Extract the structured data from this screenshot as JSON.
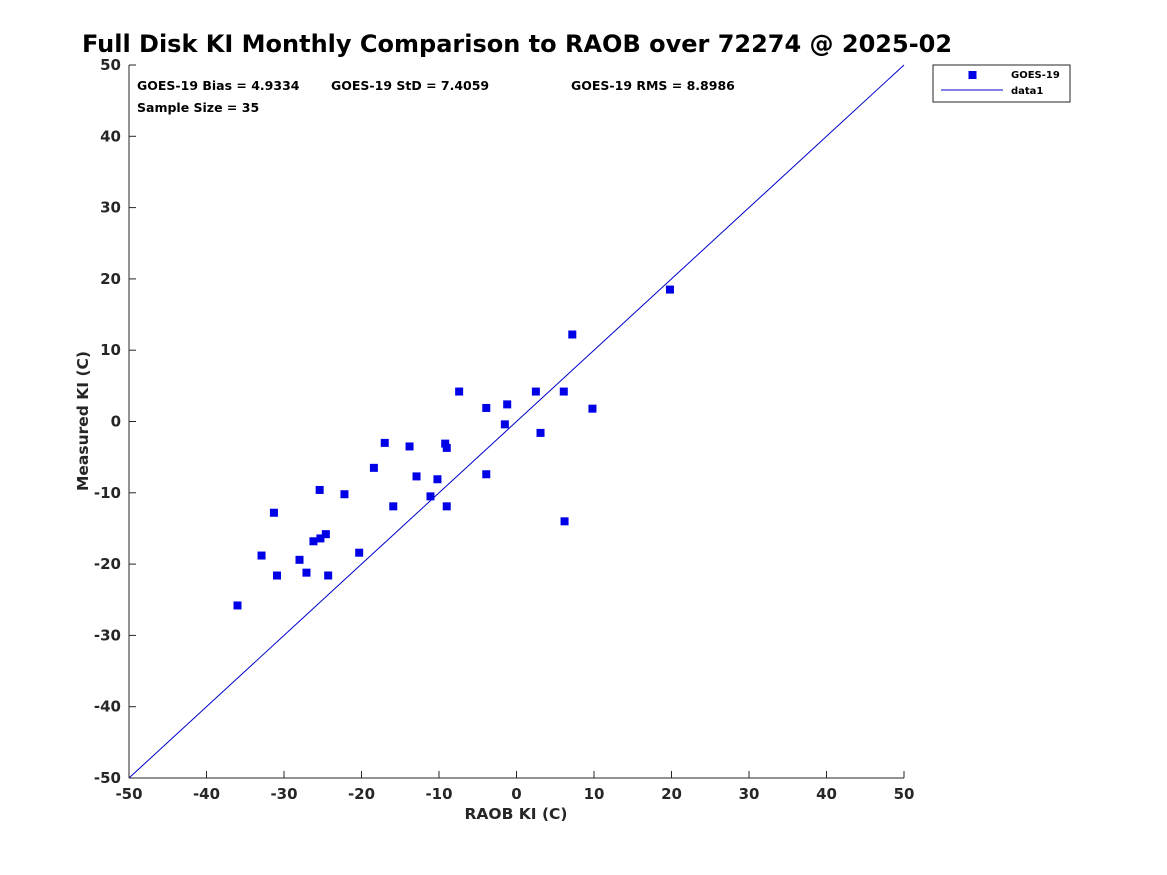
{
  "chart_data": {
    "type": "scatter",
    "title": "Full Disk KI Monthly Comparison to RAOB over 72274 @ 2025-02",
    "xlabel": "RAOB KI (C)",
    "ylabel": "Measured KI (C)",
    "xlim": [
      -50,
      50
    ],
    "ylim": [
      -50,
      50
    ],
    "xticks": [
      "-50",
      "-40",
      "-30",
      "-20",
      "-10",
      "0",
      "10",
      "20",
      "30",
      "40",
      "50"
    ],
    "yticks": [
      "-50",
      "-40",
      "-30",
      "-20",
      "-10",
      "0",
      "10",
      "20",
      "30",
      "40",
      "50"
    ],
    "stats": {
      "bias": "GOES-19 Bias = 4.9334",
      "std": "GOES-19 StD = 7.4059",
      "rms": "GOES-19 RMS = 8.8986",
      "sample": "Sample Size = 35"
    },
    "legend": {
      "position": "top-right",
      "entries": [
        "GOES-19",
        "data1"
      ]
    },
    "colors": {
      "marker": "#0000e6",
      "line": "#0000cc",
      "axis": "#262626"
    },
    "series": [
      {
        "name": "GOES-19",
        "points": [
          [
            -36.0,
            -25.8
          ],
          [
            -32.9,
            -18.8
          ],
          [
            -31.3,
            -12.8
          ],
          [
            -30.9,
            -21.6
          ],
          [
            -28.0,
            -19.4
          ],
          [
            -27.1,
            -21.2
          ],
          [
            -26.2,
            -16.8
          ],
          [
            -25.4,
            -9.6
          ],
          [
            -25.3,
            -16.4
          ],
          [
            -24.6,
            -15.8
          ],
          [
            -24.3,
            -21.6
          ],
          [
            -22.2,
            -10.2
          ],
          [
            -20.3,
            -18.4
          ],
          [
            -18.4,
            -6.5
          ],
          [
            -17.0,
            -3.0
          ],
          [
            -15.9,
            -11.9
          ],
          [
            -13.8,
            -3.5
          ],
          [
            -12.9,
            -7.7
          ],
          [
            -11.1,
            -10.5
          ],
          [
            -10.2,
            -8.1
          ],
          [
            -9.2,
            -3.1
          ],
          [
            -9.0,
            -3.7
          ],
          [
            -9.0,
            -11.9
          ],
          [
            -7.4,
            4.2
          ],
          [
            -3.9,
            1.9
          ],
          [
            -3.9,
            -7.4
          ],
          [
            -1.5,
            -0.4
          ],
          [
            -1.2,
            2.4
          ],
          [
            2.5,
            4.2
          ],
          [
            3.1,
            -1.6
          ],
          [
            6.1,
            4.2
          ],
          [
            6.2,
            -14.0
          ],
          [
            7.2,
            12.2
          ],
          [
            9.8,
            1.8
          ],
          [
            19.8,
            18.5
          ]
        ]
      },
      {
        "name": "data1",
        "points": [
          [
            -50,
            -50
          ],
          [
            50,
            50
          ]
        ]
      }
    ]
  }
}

## What you need to do
Your answer should be a single number: how many lines in the data above include "RAOB"?

## Solution to this problem
2